BRIEF – Where a line in the listing contains the string "guru", copy that line out.

---------- DATA SHOWN

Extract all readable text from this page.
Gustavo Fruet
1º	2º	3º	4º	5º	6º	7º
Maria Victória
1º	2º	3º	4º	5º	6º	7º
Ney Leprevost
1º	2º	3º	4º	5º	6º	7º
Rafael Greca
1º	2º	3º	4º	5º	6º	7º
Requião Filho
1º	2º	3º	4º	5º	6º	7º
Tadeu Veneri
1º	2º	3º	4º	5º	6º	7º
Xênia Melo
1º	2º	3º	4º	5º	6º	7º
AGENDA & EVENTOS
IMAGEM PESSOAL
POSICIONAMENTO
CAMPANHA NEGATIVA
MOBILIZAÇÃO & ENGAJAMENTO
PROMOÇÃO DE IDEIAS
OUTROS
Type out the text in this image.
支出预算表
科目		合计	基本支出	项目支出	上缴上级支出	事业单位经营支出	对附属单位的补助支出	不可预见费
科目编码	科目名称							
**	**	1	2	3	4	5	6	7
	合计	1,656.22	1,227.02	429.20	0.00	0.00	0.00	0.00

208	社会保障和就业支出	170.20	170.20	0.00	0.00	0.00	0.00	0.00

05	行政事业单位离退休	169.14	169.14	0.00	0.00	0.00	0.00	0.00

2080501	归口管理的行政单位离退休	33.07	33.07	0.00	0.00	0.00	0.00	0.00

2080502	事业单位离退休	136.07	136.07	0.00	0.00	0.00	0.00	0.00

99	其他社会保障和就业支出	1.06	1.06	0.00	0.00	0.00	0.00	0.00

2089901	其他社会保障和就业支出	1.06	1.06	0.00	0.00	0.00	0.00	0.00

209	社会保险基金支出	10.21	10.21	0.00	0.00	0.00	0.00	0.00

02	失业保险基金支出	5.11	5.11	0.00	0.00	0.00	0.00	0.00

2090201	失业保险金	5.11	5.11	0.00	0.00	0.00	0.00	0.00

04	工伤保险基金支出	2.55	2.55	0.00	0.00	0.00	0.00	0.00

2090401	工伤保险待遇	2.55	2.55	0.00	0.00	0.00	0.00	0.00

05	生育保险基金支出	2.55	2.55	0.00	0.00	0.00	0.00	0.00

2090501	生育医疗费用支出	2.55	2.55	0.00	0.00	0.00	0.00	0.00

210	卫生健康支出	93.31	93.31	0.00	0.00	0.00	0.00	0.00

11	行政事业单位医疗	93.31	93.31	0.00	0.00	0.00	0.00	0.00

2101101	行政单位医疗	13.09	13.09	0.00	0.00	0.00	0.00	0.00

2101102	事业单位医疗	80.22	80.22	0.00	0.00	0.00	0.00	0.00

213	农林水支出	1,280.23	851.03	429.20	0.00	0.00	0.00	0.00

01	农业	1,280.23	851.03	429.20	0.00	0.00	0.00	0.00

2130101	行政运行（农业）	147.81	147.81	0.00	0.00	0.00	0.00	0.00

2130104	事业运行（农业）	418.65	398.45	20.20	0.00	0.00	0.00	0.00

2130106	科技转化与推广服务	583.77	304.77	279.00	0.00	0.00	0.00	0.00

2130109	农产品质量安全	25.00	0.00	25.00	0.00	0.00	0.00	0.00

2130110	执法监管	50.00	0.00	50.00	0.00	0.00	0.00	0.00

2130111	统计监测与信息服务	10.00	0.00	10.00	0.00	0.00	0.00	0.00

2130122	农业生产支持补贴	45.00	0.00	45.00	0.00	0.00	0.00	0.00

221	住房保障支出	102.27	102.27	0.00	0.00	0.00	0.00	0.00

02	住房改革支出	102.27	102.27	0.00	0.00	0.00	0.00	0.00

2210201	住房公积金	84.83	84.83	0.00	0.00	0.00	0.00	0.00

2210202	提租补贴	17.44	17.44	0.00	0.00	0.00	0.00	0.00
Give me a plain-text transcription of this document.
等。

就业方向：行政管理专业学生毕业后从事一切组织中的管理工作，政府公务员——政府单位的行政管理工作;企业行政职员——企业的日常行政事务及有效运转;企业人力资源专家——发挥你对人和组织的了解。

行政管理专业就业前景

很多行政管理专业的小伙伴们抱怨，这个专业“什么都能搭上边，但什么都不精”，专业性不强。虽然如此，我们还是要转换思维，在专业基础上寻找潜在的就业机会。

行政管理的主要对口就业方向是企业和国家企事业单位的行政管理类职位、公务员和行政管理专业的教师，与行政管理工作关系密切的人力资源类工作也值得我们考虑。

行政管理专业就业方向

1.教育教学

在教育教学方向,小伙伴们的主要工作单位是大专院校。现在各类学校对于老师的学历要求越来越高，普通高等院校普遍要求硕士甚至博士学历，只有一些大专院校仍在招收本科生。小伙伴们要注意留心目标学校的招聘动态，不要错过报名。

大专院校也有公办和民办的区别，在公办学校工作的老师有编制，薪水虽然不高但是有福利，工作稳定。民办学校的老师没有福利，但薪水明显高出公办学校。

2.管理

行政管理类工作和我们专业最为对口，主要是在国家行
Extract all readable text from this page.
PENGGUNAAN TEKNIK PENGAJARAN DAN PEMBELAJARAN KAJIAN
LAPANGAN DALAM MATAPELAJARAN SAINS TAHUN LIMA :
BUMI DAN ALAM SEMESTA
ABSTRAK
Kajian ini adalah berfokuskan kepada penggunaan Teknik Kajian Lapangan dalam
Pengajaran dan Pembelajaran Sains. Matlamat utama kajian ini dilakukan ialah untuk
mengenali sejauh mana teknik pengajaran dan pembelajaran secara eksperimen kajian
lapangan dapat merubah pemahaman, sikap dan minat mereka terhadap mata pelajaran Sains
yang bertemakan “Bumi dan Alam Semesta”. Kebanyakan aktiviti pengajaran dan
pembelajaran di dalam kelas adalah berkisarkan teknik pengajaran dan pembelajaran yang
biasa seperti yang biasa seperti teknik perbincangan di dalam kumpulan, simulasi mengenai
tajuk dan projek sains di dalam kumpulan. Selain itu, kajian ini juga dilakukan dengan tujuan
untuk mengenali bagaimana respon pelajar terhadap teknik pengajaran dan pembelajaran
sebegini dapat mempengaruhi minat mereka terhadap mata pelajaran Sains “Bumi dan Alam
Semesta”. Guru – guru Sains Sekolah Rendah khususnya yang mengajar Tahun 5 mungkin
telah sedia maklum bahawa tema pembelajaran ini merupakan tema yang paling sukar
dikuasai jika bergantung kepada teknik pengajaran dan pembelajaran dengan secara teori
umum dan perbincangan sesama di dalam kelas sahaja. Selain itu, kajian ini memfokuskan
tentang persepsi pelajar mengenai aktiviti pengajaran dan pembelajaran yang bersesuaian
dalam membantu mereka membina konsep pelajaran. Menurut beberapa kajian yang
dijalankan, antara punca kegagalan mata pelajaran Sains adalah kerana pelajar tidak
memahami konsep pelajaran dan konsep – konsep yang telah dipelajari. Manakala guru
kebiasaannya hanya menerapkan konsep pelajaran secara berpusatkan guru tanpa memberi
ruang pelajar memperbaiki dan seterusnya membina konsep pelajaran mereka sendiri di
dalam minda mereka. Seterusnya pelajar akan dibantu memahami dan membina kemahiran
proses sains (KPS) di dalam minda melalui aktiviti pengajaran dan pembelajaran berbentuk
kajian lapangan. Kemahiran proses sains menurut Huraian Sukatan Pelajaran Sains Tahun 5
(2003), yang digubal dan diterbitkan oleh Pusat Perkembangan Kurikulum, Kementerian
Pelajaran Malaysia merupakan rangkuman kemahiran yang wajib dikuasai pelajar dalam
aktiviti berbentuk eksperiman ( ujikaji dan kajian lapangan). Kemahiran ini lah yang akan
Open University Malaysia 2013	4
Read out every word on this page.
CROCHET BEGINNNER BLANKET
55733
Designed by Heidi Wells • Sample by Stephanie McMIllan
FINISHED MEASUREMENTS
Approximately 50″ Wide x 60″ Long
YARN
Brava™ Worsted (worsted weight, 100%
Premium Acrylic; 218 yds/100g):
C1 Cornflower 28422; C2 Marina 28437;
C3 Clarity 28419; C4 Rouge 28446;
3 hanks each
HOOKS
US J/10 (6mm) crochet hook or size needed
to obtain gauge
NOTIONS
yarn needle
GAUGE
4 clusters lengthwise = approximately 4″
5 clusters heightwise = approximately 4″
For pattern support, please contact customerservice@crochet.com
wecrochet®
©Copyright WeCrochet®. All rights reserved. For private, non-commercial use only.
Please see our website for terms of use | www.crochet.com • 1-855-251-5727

--------------------

RESULT OF THIS TASK –
Semesta”. Guru – guru Sains Sekolah Rendah khususnya yang mengajar Tahun 5 mungkin
memahami konsep pelajaran dan konsep – konsep yang telah dipelajari. Manakala guru
kebiasaannya hanya menerapkan konsep pelajaran secara berpusatkan guru tanpa memberi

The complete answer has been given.